Task instructions:
In the following material, identify every line holding the string "如图所示" and return it.

# # # # # # #

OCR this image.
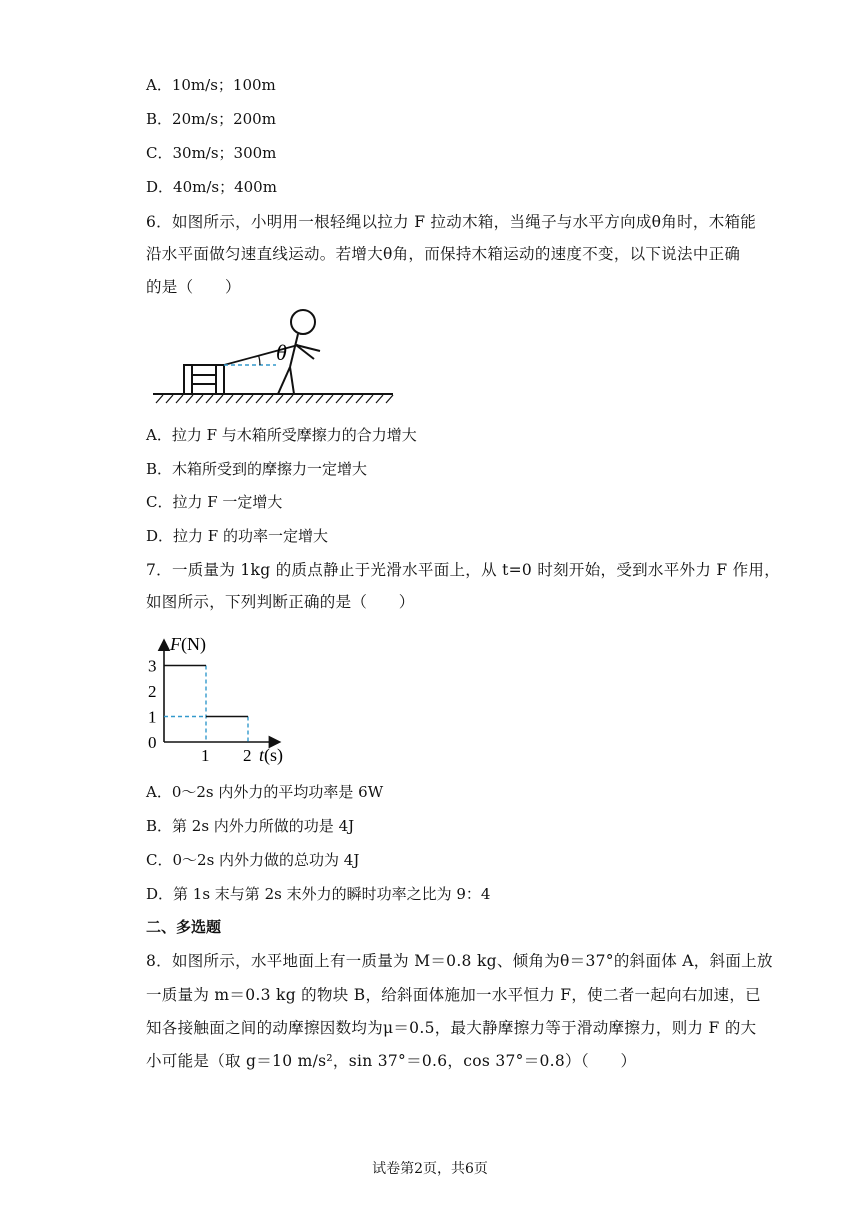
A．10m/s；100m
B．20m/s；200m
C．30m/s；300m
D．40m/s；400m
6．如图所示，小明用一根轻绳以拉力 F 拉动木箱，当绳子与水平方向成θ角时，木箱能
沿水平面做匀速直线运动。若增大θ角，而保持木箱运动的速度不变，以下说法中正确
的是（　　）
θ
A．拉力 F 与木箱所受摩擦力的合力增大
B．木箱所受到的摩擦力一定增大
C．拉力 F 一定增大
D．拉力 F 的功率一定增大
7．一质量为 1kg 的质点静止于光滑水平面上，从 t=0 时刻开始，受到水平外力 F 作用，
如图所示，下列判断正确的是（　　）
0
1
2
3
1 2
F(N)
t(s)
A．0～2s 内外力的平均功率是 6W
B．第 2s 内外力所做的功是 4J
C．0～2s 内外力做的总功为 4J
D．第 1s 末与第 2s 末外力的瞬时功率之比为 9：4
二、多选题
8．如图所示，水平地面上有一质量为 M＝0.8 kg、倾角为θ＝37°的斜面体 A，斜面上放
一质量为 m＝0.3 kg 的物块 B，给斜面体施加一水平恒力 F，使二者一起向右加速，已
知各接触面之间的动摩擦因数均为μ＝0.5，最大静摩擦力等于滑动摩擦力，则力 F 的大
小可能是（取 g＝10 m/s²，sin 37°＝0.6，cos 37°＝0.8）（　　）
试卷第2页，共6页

# # # # # # #

Task response:
6．如图所示，小明用一根轻绳以拉力 F 拉动木箱，当绳子与水平方向成θ角时，木箱能
如图所示，下列判断正确的是（　　）
8．如图所示，水平地面上有一质量为 M＝0.8 kg、倾角为θ＝37°的斜面体 A，斜面上放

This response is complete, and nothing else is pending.